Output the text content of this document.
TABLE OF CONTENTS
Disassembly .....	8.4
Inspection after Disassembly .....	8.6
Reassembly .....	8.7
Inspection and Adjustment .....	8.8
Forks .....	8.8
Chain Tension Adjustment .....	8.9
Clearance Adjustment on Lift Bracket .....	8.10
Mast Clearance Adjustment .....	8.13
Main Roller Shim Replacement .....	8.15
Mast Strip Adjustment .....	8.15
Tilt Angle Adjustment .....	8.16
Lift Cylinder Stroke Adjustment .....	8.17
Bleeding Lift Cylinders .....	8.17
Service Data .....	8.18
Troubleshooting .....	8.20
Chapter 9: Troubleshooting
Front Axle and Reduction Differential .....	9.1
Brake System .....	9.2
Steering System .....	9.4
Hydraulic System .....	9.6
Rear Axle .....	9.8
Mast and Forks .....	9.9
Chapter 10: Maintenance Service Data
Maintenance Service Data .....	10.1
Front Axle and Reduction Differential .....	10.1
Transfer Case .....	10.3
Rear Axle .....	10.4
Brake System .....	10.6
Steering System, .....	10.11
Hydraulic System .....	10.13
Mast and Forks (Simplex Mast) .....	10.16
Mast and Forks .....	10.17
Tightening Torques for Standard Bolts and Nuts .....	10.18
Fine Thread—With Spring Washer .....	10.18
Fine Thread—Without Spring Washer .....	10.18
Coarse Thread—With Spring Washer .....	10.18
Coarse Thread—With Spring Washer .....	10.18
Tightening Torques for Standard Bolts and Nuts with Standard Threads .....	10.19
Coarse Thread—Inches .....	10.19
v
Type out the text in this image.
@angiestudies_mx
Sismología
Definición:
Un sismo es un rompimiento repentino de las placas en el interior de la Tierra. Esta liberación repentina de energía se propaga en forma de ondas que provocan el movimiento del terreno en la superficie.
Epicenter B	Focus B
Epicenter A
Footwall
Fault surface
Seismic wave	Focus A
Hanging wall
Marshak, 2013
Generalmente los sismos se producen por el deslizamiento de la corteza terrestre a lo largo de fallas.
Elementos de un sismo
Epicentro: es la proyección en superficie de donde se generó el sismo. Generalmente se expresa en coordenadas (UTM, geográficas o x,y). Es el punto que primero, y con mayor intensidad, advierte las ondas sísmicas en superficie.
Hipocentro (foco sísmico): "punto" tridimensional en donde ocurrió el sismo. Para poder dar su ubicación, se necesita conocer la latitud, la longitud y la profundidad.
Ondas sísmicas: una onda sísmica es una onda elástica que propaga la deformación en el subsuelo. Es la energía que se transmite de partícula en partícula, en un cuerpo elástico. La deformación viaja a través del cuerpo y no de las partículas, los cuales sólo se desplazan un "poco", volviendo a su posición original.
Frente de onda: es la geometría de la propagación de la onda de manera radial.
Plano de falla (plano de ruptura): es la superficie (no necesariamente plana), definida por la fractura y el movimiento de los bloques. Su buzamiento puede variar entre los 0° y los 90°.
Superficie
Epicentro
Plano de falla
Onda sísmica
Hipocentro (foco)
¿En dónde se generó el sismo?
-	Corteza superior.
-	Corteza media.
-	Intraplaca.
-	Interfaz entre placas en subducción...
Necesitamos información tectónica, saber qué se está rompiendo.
##############################
• _WHAT THIS TASK INVOLVES_: Your answer should be a single number: the count of lines that contain "placas".

• _CORRECT RESULT_: 2